Turn everything from the start of the data down to the line containing "y2-tick-label: 0: [1101, 323, 1110, 336]" into a numbered list, including both ends and leaving out any blank lines.

Rows from a layout dataset:
▬▬▬▬▬▬▬▬▬▬

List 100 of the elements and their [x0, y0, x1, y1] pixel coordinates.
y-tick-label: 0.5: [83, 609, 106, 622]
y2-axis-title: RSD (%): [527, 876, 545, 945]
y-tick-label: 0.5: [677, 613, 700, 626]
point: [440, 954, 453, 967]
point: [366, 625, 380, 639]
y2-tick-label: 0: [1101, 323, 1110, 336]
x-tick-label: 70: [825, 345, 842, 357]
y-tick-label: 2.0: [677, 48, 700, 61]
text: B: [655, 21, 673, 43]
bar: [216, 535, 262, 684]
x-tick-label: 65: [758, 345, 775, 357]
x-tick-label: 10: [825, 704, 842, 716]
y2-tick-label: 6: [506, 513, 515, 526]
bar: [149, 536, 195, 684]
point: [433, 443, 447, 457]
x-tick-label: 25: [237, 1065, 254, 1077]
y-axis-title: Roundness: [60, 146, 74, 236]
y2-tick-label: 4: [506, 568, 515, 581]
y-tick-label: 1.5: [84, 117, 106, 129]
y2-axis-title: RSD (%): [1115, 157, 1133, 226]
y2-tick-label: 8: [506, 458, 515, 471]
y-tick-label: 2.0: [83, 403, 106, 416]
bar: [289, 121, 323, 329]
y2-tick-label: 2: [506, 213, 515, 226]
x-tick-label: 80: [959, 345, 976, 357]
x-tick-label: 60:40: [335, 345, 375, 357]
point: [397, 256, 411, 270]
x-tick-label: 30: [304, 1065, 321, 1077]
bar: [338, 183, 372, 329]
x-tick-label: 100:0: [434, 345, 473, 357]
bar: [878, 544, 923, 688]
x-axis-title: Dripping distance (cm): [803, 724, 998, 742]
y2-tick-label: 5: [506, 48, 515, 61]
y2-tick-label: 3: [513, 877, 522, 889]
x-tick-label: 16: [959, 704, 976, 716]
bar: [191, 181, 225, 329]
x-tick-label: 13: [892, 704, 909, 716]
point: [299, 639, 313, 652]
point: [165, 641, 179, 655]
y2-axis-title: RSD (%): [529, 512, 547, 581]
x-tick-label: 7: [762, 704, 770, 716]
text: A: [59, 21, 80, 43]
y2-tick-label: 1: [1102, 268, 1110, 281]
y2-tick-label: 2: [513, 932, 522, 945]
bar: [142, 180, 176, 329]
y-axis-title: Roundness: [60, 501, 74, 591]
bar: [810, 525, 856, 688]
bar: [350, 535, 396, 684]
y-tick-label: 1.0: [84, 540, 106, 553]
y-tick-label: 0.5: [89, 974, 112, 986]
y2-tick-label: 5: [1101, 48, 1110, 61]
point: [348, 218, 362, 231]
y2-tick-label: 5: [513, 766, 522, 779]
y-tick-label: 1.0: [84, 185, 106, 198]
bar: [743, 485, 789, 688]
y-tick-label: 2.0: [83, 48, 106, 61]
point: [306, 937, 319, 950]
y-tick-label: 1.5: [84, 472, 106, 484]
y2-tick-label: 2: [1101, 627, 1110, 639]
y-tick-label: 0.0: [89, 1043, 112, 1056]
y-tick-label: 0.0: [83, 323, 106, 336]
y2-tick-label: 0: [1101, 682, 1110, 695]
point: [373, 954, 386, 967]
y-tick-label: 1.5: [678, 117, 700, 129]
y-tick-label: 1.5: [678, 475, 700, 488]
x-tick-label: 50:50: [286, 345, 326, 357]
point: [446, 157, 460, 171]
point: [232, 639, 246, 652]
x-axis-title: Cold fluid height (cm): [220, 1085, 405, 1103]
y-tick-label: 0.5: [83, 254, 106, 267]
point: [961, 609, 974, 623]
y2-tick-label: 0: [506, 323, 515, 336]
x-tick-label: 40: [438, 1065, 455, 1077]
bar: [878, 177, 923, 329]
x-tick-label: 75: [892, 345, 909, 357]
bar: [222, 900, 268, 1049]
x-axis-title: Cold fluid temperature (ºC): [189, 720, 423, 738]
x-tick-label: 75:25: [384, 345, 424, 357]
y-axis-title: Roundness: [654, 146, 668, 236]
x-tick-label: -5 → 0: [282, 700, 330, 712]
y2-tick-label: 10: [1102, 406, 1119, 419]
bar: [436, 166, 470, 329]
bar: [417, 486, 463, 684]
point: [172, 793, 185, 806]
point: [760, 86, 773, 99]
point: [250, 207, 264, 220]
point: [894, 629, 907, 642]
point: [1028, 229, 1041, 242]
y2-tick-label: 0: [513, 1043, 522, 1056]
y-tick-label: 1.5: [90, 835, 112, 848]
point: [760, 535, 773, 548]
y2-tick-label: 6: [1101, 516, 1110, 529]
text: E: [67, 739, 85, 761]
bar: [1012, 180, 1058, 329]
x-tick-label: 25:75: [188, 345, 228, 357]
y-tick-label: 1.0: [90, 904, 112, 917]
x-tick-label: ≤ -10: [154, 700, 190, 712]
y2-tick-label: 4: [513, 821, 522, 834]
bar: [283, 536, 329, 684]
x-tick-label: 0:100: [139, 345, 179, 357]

▬▬▬▬▬▬▬▬▬▬

* [Finished task]
1. List 100 of the elements and their [x0, y0, x1, y1] pixel coordinates.
2. y-tick-label: 0.5: [83, 609, 106, 622]
3. y2-axis-title: RSD (%): [527, 876, 545, 945]
4. y-tick-label: 0.5: [677, 613, 700, 626]
5. point: [440, 954, 453, 967]
6. point: [366, 625, 380, 639]
7. y2-tick-label: 0: [1101, 323, 1110, 336]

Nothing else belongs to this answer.